### What is being asked
In the data, extract each line that holds the string "พการออกแบบและสร".

+++ Material +++

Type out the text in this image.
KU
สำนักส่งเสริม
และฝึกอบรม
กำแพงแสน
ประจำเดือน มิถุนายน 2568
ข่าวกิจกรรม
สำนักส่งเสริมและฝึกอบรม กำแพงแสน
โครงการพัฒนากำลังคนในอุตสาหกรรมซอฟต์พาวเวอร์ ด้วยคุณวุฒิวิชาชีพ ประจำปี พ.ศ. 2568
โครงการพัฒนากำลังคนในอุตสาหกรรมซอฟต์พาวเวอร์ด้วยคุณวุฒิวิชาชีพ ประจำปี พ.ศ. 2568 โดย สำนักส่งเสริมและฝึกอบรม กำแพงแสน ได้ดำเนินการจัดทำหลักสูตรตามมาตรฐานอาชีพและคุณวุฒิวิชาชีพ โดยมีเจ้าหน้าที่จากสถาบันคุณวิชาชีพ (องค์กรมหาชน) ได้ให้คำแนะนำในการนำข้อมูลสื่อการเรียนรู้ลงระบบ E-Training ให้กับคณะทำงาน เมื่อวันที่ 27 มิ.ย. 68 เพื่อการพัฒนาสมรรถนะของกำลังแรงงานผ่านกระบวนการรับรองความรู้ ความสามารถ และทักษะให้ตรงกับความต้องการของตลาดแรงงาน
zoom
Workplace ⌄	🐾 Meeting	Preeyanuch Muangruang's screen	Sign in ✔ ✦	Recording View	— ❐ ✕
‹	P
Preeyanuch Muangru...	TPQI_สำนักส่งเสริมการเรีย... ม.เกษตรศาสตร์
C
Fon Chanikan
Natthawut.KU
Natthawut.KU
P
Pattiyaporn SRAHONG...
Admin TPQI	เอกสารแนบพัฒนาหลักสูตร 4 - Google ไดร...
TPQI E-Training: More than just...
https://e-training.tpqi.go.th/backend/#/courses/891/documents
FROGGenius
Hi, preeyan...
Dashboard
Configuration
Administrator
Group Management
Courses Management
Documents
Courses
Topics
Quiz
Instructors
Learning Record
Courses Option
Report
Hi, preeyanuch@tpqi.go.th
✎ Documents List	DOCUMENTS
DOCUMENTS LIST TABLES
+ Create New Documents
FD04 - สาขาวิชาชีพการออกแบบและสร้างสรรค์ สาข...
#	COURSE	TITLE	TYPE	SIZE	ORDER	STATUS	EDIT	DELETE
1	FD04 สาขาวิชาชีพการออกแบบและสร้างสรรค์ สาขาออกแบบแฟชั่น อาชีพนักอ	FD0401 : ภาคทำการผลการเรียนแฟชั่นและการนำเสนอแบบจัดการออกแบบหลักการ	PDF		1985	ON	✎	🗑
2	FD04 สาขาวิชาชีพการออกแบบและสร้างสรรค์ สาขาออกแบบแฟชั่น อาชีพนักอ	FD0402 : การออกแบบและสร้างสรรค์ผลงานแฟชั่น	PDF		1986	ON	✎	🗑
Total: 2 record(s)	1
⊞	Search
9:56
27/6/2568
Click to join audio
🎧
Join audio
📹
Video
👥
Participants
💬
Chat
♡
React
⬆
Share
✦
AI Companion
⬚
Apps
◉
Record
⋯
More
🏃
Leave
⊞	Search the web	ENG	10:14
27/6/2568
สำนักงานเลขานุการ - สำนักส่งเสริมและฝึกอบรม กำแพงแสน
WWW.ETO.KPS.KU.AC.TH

+++

### Finished exercise
FD04 - สาขาวิชาชีพการออกแบบและสร้างสรรค์ สาข...
1	FD04 สาขาวิชาชีพการออกแบบและสร้างสรรค์ สาขาออกแบบแฟชั่น อาชีพนักอ	FD0401 : ภาคทำการผลการเรียนแฟชั่นและการนำเสนอแบบจัดการออกแบบหลักการ	PDF		1985	ON	✎	🗑
2	FD04 สาขาวิชาชีพการออกแบบและสร้างสรรค์ สาขาออกแบบแฟชั่น อาชีพนักอ	FD0402 : การออกแบบและสร้างสรรค์ผลงานแฟชั่น	PDF		1986	ON	✎	🗑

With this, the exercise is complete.